### Prompt:
Return nothing but the lines from the line with "Extract all readable text from this page." through the last line of the entries that follow, copied exactly and free of pictures.

### Source records:
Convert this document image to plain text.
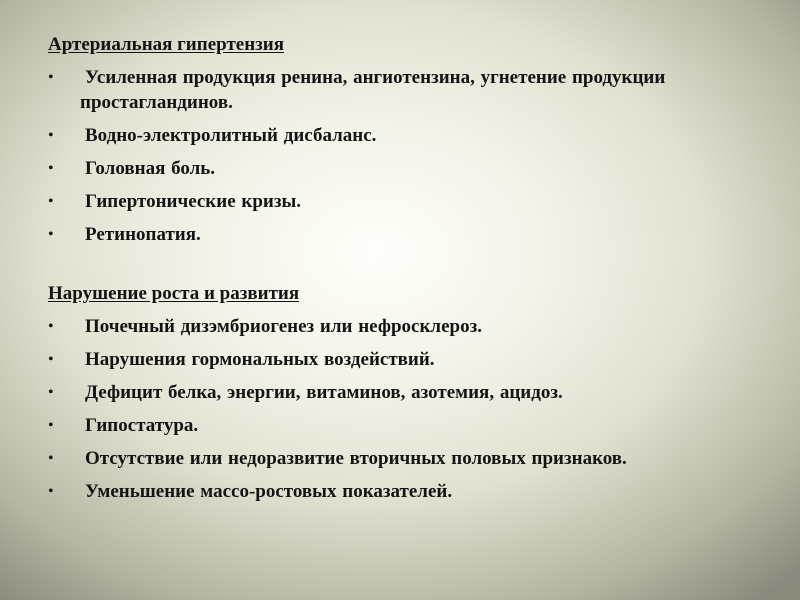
Артериальная гипертензия
• Усиленная продукция ренина, ангиотензина, угнетение продукции простагландинов.
• Водно-электролитный дисбаланс.
• Головная боль.
• Гипертонические кризы.
• Ретинопатия.
Нарушение роста и развития
• Почечный дизэмбриогенез или нефросклероз.
• Нарушения гормональных воздействий.
• Дефицит белка, энергии, витаминов, азотемия, ацидоз.
• Гипостатура.
• Отсутствие или недоразвитие вторичных половых признаков.
• Уменьшение массо-ростовых показателей.
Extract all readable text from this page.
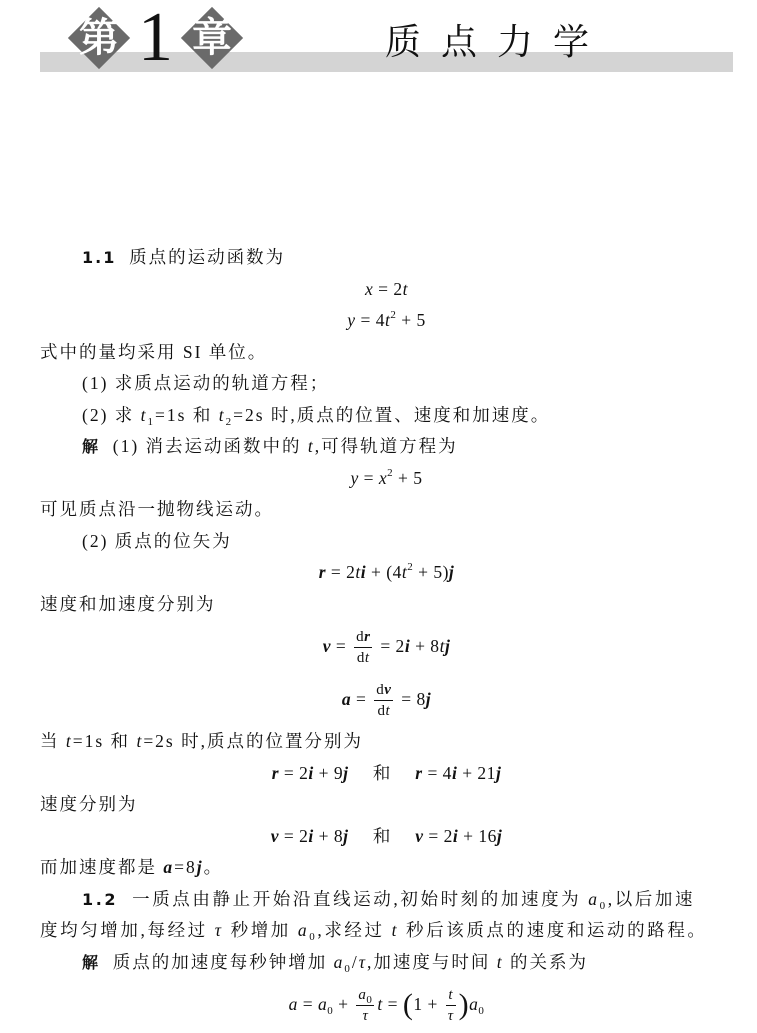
第 1 章	质点力学
1.1  质点的运动函数为
x = 2t
$y = 4t^2 + 5$
式中的量均采用 SI 单位。
(1) 求质点运动的轨道方程；
(2) 求 $t_1=1s$ 和 $t_2=2s$ 时,质点的位置、速度和加速度。
解  (1) 消去运动函数中的 t,可得轨道方程为
$y = x^2 + 5$
可见质点沿一抛物线运动。
(2) 质点的位矢为
$r = 2ti + (4t^2 + 5)j$
速度和加速度分别为
$v = \frac{dr}{dt} = 2i + 8tj$
$a = \frac{dv}{dt} = 8j$
当 t=1s 和 t=2s 时,质点的位置分别为
r = 2i + 9j     和     r = 4i + 21j
速度分别为
v = 2i + 8j     和     v = 2i + 16j
而加速度都是 a=8j。
1.2  一质点由静止开始沿直线运动,初始时刻的加速度为 $a_0$,以后加速
度均匀增加,每经过 τ 秒增加 $a_0$,求经过 t 秒后该质点的速度和运动的路程。
解  质点的加速度每秒钟增加 $a_0/\tau$,加速度与时间 t 的关系为
$a = a_0 + \frac{a_0}{\tau}$ $t = (1 + \frac{t}{\tau} )a_0$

### Answer for this exercise:
Extract all readable text from this page.
第 1 章	质点力学
1.1  质点的运动函数为
x = 2t
$y = 4t^2 + 5$
式中的量均采用 SI 单位。
(1) 求质点运动的轨道方程；
(2) 求 $t_1=1s$ 和 $t_2=2s$ 时,质点的位置、速度和加速度。
解  (1) 消去运动函数中的 t,可得轨道方程为
$y = x^2 + 5$
可见质点沿一抛物线运动。
(2) 质点的位矢为
$r = 2ti + (4t^2 + 5)j$
速度和加速度分别为
$v = \frac{dr}{dt} = 2i + 8tj$
$a = \frac{dv}{dt} = 8j$
当 t=1s 和 t=2s 时,质点的位置分别为
r = 2i + 9j     和     r = 4i + 21j
速度分别为
v = 2i + 8j     和     v = 2i + 16j
而加速度都是 a=8j。
1.2  一质点由静止开始沿直线运动,初始时刻的加速度为 $a_0$,以后加速
度均匀增加,每经过 τ 秒增加 $a_0$,求经过 t 秒后该质点的速度和运动的路程。
解  质点的加速度每秒钟增加 $a_0/\tau$,加速度与时间 t 的关系为
$a = a_0 + \frac{a_0}{\tau}$ $t = (1 + \frac{t}{\tau} )a_0$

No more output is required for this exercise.